» **Aim**: Search the material and gather each line with "head" in it.

» **The records**:
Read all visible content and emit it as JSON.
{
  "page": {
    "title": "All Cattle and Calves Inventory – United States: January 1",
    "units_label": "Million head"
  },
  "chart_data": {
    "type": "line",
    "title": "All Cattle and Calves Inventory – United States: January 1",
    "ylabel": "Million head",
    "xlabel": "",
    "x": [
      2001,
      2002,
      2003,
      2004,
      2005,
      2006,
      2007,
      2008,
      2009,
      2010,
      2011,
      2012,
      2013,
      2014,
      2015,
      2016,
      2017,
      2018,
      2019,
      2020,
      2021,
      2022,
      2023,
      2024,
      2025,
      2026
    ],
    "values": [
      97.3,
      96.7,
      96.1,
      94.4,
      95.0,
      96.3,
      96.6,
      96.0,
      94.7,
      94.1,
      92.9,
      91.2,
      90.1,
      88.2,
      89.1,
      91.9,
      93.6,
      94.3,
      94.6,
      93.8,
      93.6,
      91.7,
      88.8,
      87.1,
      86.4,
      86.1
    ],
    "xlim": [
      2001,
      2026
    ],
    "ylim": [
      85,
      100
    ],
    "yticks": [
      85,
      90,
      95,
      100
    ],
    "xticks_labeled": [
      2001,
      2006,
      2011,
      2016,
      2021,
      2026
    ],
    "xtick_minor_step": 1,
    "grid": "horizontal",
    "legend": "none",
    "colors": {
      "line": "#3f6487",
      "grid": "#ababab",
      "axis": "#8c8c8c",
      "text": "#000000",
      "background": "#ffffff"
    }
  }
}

* * *

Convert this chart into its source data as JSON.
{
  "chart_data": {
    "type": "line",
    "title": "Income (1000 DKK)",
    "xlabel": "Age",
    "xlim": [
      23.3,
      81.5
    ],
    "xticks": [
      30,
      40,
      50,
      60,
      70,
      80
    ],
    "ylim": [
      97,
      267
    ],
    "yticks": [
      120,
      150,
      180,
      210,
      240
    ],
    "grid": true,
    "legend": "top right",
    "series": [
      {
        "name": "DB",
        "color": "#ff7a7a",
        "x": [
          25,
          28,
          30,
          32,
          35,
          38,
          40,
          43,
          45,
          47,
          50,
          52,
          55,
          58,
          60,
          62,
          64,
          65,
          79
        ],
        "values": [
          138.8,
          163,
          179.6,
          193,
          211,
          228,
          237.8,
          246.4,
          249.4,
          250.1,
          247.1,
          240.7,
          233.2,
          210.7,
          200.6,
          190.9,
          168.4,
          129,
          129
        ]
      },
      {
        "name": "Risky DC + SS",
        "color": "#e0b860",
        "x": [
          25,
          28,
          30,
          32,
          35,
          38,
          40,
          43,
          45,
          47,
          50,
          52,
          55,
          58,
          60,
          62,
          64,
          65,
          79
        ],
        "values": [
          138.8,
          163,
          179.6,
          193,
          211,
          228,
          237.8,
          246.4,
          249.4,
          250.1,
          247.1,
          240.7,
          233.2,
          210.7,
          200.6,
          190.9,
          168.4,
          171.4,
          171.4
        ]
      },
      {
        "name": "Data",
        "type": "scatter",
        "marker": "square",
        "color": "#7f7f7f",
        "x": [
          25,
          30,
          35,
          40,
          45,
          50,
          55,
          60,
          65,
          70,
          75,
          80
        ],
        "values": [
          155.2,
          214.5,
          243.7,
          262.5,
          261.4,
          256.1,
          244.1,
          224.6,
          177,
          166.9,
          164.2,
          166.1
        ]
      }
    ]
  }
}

» **Answer to this exercise**:
    "units_label": "Million head"
    "ylabel": "Million head",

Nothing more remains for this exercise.